» **MATERIALS PROVIDED**:
[BEGIN]

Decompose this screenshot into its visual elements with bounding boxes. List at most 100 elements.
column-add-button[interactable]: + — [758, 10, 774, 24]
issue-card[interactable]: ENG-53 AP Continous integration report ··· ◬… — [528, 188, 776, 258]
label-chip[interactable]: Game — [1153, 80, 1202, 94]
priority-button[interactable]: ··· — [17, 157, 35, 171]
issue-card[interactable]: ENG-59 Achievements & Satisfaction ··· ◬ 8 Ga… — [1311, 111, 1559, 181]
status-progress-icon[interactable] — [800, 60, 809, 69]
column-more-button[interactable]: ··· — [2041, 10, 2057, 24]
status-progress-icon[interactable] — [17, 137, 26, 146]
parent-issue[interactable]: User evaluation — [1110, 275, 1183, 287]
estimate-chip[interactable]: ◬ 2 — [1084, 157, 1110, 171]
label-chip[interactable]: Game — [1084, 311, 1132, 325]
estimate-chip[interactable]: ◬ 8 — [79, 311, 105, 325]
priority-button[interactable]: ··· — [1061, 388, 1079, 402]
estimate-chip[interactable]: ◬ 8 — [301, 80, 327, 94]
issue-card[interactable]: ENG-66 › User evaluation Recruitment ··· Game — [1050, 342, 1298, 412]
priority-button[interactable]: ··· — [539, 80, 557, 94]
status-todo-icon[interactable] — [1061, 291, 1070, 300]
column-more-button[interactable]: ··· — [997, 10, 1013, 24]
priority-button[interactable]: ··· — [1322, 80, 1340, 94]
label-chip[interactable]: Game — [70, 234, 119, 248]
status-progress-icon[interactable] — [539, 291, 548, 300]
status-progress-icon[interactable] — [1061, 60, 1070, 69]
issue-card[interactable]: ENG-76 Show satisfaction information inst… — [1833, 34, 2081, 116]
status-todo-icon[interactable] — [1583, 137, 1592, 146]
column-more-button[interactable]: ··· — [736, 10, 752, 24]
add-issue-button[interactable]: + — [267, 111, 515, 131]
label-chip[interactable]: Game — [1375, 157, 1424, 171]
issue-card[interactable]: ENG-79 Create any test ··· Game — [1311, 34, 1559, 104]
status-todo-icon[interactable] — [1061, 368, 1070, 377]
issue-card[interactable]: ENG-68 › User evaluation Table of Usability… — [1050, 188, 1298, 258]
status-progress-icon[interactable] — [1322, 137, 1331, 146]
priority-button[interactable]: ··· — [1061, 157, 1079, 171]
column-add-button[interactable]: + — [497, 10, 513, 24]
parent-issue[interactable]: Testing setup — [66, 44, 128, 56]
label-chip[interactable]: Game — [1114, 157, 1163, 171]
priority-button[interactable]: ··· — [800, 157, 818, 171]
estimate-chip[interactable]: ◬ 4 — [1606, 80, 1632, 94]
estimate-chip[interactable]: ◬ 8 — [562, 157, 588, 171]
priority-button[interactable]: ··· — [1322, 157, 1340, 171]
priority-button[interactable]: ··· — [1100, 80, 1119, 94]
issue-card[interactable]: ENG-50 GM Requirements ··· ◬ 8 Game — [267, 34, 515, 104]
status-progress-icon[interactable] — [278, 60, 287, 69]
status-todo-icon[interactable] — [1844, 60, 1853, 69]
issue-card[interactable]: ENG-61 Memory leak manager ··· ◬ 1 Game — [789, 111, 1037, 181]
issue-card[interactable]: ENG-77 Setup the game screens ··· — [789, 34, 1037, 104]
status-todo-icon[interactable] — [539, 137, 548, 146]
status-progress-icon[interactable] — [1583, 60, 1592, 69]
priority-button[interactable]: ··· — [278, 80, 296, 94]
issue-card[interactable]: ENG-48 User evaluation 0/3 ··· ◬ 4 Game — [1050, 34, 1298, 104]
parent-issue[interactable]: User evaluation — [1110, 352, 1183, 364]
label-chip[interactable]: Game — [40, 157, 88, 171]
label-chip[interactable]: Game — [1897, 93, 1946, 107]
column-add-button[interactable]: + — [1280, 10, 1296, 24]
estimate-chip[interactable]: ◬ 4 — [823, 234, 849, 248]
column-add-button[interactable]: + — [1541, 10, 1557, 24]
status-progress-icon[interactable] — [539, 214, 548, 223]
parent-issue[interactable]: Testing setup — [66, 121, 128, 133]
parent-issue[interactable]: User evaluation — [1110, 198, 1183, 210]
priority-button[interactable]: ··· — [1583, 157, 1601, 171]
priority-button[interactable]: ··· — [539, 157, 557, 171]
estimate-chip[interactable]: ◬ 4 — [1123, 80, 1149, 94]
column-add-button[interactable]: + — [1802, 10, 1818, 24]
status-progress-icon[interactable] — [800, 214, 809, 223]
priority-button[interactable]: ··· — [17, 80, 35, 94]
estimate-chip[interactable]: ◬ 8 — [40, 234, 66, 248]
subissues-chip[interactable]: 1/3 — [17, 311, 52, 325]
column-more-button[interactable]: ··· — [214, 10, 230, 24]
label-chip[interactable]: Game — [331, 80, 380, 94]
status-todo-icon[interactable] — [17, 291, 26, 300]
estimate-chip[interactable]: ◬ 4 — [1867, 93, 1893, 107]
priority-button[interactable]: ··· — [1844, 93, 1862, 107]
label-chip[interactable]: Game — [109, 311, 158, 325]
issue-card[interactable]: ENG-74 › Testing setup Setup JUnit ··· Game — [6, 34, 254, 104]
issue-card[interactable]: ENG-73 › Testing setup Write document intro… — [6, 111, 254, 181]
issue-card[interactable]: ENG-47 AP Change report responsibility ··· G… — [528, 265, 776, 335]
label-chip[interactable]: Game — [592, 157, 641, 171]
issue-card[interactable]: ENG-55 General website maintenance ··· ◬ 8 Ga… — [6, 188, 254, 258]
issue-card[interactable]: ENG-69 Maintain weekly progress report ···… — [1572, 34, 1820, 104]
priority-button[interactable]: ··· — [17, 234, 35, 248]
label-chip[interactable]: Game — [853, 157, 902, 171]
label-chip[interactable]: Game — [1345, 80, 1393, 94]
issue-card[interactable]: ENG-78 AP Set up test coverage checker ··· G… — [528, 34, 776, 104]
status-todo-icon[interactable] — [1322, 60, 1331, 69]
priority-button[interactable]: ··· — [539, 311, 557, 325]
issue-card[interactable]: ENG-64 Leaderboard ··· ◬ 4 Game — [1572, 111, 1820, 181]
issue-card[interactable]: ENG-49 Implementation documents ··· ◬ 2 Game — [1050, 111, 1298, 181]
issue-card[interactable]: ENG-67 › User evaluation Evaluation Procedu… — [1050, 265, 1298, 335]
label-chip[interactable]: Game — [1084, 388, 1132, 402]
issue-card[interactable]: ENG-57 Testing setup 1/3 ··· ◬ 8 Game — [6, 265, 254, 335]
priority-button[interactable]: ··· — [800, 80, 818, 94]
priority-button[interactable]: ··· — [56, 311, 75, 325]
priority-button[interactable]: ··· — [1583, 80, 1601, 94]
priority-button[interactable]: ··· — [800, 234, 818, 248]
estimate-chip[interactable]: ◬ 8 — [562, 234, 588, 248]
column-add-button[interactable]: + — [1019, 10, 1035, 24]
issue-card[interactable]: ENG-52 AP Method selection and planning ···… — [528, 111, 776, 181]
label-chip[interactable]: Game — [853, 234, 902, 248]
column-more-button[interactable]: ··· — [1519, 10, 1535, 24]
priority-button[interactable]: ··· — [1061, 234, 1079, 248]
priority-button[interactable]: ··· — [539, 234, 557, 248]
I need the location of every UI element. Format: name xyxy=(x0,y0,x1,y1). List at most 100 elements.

[END]
[BEGIN]

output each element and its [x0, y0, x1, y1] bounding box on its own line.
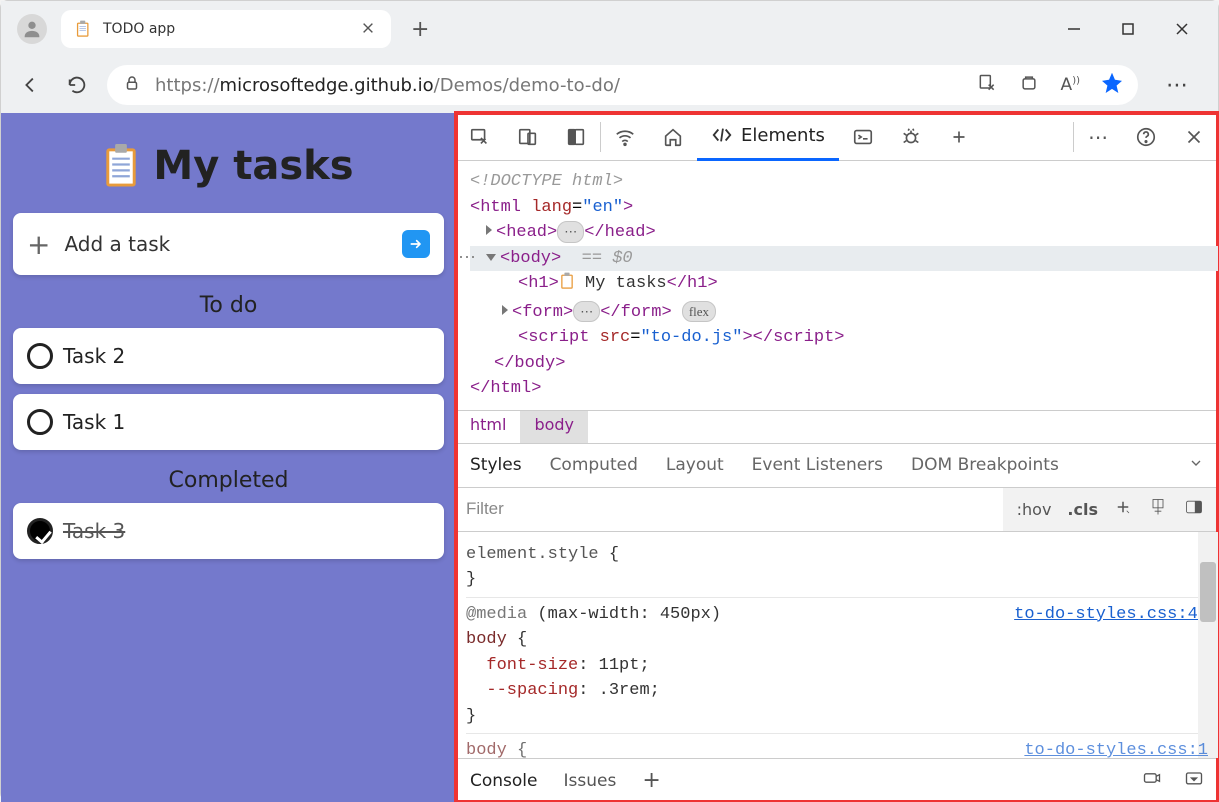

[END]

» **DESCRIPTION OF THE TASK**: Pick out each line of the items above that contains the string "todo", and copy every such line in full.

» **THE COMPLETED TASK**:
status-todo-icon[interactable] — [1061, 291, 1070, 300]
status-todo-icon[interactable] — [1583, 137, 1592, 146]
status-todo-icon[interactable] — [1061, 368, 1070, 377]
status-todo-icon[interactable] — [1844, 60, 1853, 69]
status-todo-icon[interactable] — [539, 137, 548, 146]
status-todo-icon[interactable] — [17, 291, 26, 300]
status-todo-icon[interactable] — [1322, 60, 1331, 69]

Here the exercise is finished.